* [TASK DESCRIPTION]
Reproduce every entry exactly and leave its pictures out.
========
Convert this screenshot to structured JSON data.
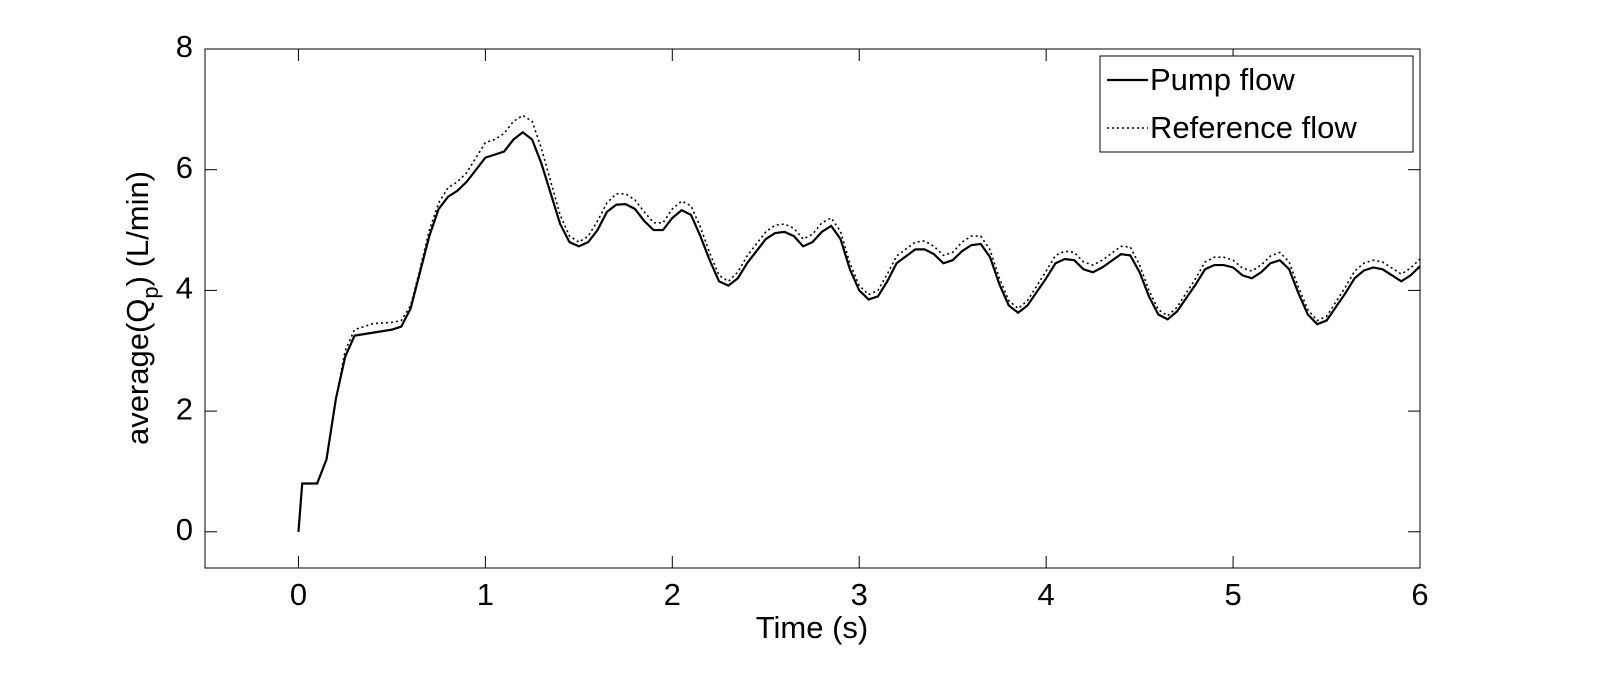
{
  "chart_data": {
    "type": "line",
    "xlabel": "Time (s)",
    "ylabel": {
      "main": "average(Q",
      "sub": "p",
      "rest": ") (L/min)"
    },
    "x": [
      0,
      0.02,
      0.1,
      0.15,
      0.2,
      0.25,
      0.3,
      0.4,
      0.5,
      0.55,
      0.6,
      0.65,
      0.7,
      0.75,
      0.8,
      0.85,
      0.9,
      0.95,
      1.0,
      1.05,
      1.1,
      1.15,
      1.2,
      1.25,
      1.3,
      1.35,
      1.4,
      1.45,
      1.5,
      1.55,
      1.6,
      1.65,
      1.7,
      1.75,
      1.8,
      1.85,
      1.9,
      1.95,
      2.0,
      2.05,
      2.1,
      2.15,
      2.2,
      2.25,
      2.3,
      2.35,
      2.4,
      2.5,
      2.55,
      2.6,
      2.65,
      2.7,
      2.75,
      2.8,
      2.85,
      2.9,
      2.95,
      3.0,
      3.05,
      3.1,
      3.15,
      3.2,
      3.3,
      3.35,
      3.4,
      3.45,
      3.5,
      3.55,
      3.6,
      3.65,
      3.7,
      3.75,
      3.8,
      3.85,
      3.9,
      4.0,
      4.05,
      4.1,
      4.15,
      4.2,
      4.25,
      4.3,
      4.4,
      4.45,
      4.5,
      4.55,
      4.6,
      4.65,
      4.7,
      4.8,
      4.85,
      4.9,
      4.95,
      5.0,
      5.05,
      5.1,
      5.15,
      5.2,
      5.25,
      5.3,
      5.35,
      5.4,
      5.45,
      5.5,
      5.6,
      5.65,
      5.7,
      5.75,
      5.8,
      5.85,
      5.9,
      5.95,
      6.0
    ],
    "series": [
      {
        "name": "Pump flow",
        "color": "#000000",
        "style": "solid",
        "values": [
          0,
          0.8,
          0.8,
          1.2,
          2.2,
          2.9,
          3.25,
          3.3,
          3.35,
          3.4,
          3.7,
          4.3,
          4.9,
          5.35,
          5.55,
          5.65,
          5.8,
          6.0,
          6.2,
          6.25,
          6.3,
          6.5,
          6.62,
          6.5,
          6.1,
          5.6,
          5.1,
          4.8,
          4.73,
          4.8,
          5.0,
          5.3,
          5.42,
          5.43,
          5.35,
          5.15,
          5.0,
          5.0,
          5.2,
          5.33,
          5.25,
          4.9,
          4.5,
          4.15,
          4.08,
          4.2,
          4.45,
          4.85,
          4.95,
          4.97,
          4.9,
          4.73,
          4.8,
          4.97,
          5.07,
          4.85,
          4.35,
          4.0,
          3.85,
          3.9,
          4.15,
          4.45,
          4.68,
          4.68,
          4.6,
          4.45,
          4.5,
          4.65,
          4.75,
          4.77,
          4.55,
          4.1,
          3.75,
          3.63,
          3.75,
          4.2,
          4.45,
          4.52,
          4.5,
          4.35,
          4.3,
          4.38,
          4.6,
          4.58,
          4.3,
          3.9,
          3.6,
          3.52,
          3.65,
          4.1,
          4.35,
          4.42,
          4.42,
          4.38,
          4.25,
          4.2,
          4.3,
          4.45,
          4.5,
          4.35,
          3.95,
          3.6,
          3.44,
          3.5,
          3.95,
          4.2,
          4.33,
          4.38,
          4.35,
          4.25,
          4.15,
          4.25,
          4.4
        ]
      },
      {
        "name": "Reference flow",
        "color": "#000000",
        "style": "dotted",
        "values": [
          0,
          0.8,
          0.8,
          1.2,
          2.2,
          3.0,
          3.35,
          3.45,
          3.47,
          3.5,
          3.75,
          4.35,
          5.0,
          5.45,
          5.7,
          5.8,
          5.95,
          6.2,
          6.45,
          6.5,
          6.6,
          6.8,
          6.9,
          6.8,
          6.35,
          5.8,
          5.25,
          4.9,
          4.8,
          4.9,
          5.15,
          5.45,
          5.6,
          5.6,
          5.5,
          5.3,
          5.12,
          5.12,
          5.35,
          5.48,
          5.4,
          5.05,
          4.62,
          4.25,
          4.15,
          4.3,
          4.57,
          4.97,
          5.08,
          5.1,
          5.03,
          4.85,
          4.93,
          5.12,
          5.2,
          4.98,
          4.45,
          4.08,
          3.93,
          4.0,
          4.27,
          4.57,
          4.8,
          4.82,
          4.73,
          4.58,
          4.63,
          4.8,
          4.9,
          4.9,
          4.67,
          4.2,
          3.83,
          3.7,
          3.83,
          4.32,
          4.58,
          4.65,
          4.63,
          4.47,
          4.42,
          4.5,
          4.73,
          4.72,
          4.42,
          4.0,
          3.68,
          3.58,
          3.72,
          4.2,
          4.47,
          4.55,
          4.55,
          4.5,
          4.37,
          4.32,
          4.42,
          4.57,
          4.63,
          4.47,
          4.05,
          3.68,
          3.5,
          3.57,
          4.05,
          4.32,
          4.45,
          4.5,
          4.47,
          4.37,
          4.27,
          4.37,
          4.52
        ]
      }
    ],
    "xlim": [
      -0.5,
      6
    ],
    "ylim": [
      -0.6,
      8
    ],
    "xticks": [
      0,
      1,
      2,
      3,
      4,
      5,
      6
    ],
    "yticks": [
      0,
      2,
      4,
      6,
      8
    ],
    "grid": false,
    "legend": "upper right"
  }
}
========
* [RESPONSE BELOW]
Convert this screenshot to structured JSON data.
{
  "chart_data": {
    "type": "line",
    "xlabel": "Time (s)",
    "ylabel": {
      "main": "average(Q",
      "sub": "p",
      "rest": ") (L/min)"
    },
    "x": [
      0,
      0.02,
      0.1,
      0.15,
      0.2,
      0.25,
      0.3,
      0.4,
      0.5,
      0.55,
      0.6,
      0.65,
      0.7,
      0.75,
      0.8,
      0.85,
      0.9,
      0.95,
      1.0,
      1.05,
      1.1,
      1.15,
      1.2,
      1.25,
      1.3,
      1.35,
      1.4,
      1.45,
      1.5,
      1.55,
      1.6,
      1.65,
      1.7,
      1.75,
      1.8,
      1.85,
      1.9,
      1.95,
      2.0,
      2.05,
      2.1,
      2.15,
      2.2,
      2.25,
      2.3,
      2.35,
      2.4,
      2.5,
      2.55,
      2.6,
      2.65,
      2.7,
      2.75,
      2.8,
      2.85,
      2.9,
      2.95,
      3.0,
      3.05,
      3.1,
      3.15,
      3.2,
      3.3,
      3.35,
      3.4,
      3.45,
      3.5,
      3.55,
      3.6,
      3.65,
      3.7,
      3.75,
      3.8,
      3.85,
      3.9,
      4.0,
      4.05,
      4.1,
      4.15,
      4.2,
      4.25,
      4.3,
      4.4,
      4.45,
      4.5,
      4.55,
      4.6,
      4.65,
      4.7,
      4.8,
      4.85,
      4.9,
      4.95,
      5.0,
      5.05,
      5.1,
      5.15,
      5.2,
      5.25,
      5.3,
      5.35,
      5.4,
      5.45,
      5.5,
      5.6,
      5.65,
      5.7,
      5.75,
      5.8,
      5.85,
      5.9,
      5.95,
      6.0
    ],
    "series": [
      {
        "name": "Pump flow",
        "color": "#000000",
        "style": "solid",
        "values": [
          0,
          0.8,
          0.8,
          1.2,
          2.2,
          2.9,
          3.25,
          3.3,
          3.35,
          3.4,
          3.7,
          4.3,
          4.9,
          5.35,
          5.55,
          5.65,
          5.8,
          6.0,
          6.2,
          6.25,
          6.3,
          6.5,
          6.62,
          6.5,
          6.1,
          5.6,
          5.1,
          4.8,
          4.73,
          4.8,
          5.0,
          5.3,
          5.42,
          5.43,
          5.35,
          5.15,
          5.0,
          5.0,
          5.2,
          5.33,
          5.25,
          4.9,
          4.5,
          4.15,
          4.08,
          4.2,
          4.45,
          4.85,
          4.95,
          4.97,
          4.9,
          4.73,
          4.8,
          4.97,
          5.07,
          4.85,
          4.35,
          4.0,
          3.85,
          3.9,
          4.15,
          4.45,
          4.68,
          4.68,
          4.6,
          4.45,
          4.5,
          4.65,
          4.75,
          4.77,
          4.55,
          4.1,
          3.75,
          3.63,
          3.75,
          4.2,
          4.45,
          4.52,
          4.5,
          4.35,
          4.3,
          4.38,
          4.6,
          4.58,
          4.3,
          3.9,
          3.6,
          3.52,
          3.65,
          4.1,
          4.35,
          4.42,
          4.42,
          4.38,
          4.25,
          4.2,
          4.3,
          4.45,
          4.5,
          4.35,
          3.95,
          3.6,
          3.44,
          3.5,
          3.95,
          4.2,
          4.33,
          4.38,
          4.35,
          4.25,
          4.15,
          4.25,
          4.4
        ]
      },
      {
        "name": "Reference flow",
        "color": "#000000",
        "style": "dotted",
        "values": [
          0,
          0.8,
          0.8,
          1.2,
          2.2,
          3.0,
          3.35,
          3.45,
          3.47,
          3.5,
          3.75,
          4.35,
          5.0,
          5.45,
          5.7,
          5.8,
          5.95,
          6.2,
          6.45,
          6.5,
          6.6,
          6.8,
          6.9,
          6.8,
          6.35,
          5.8,
          5.25,
          4.9,
          4.8,
          4.9,
          5.15,
          5.45,
          5.6,
          5.6,
          5.5,
          5.3,
          5.12,
          5.12,
          5.35,
          5.48,
          5.4,
          5.05,
          4.62,
          4.25,
          4.15,
          4.3,
          4.57,
          4.97,
          5.08,
          5.1,
          5.03,
          4.85,
          4.93,
          5.12,
          5.2,
          4.98,
          4.45,
          4.08,
          3.93,
          4.0,
          4.27,
          4.57,
          4.8,
          4.82,
          4.73,
          4.58,
          4.63,
          4.8,
          4.9,
          4.9,
          4.67,
          4.2,
          3.83,
          3.7,
          3.83,
          4.32,
          4.58,
          4.65,
          4.63,
          4.47,
          4.42,
          4.5,
          4.73,
          4.72,
          4.42,
          4.0,
          3.68,
          3.58,
          3.72,
          4.2,
          4.47,
          4.55,
          4.55,
          4.5,
          4.37,
          4.32,
          4.42,
          4.57,
          4.63,
          4.47,
          4.05,
          3.68,
          3.5,
          3.57,
          4.05,
          4.32,
          4.45,
          4.5,
          4.47,
          4.37,
          4.27,
          4.37,
          4.52
        ]
      }
    ],
    "xlim": [
      -0.5,
      6
    ],
    "ylim": [
      -0.6,
      8
    ],
    "xticks": [
      0,
      1,
      2,
      3,
      4,
      5,
      6
    ],
    "yticks": [
      0,
      2,
      4,
      6,
      8
    ],
    "grid": false,
    "legend": "upper right"
  }
}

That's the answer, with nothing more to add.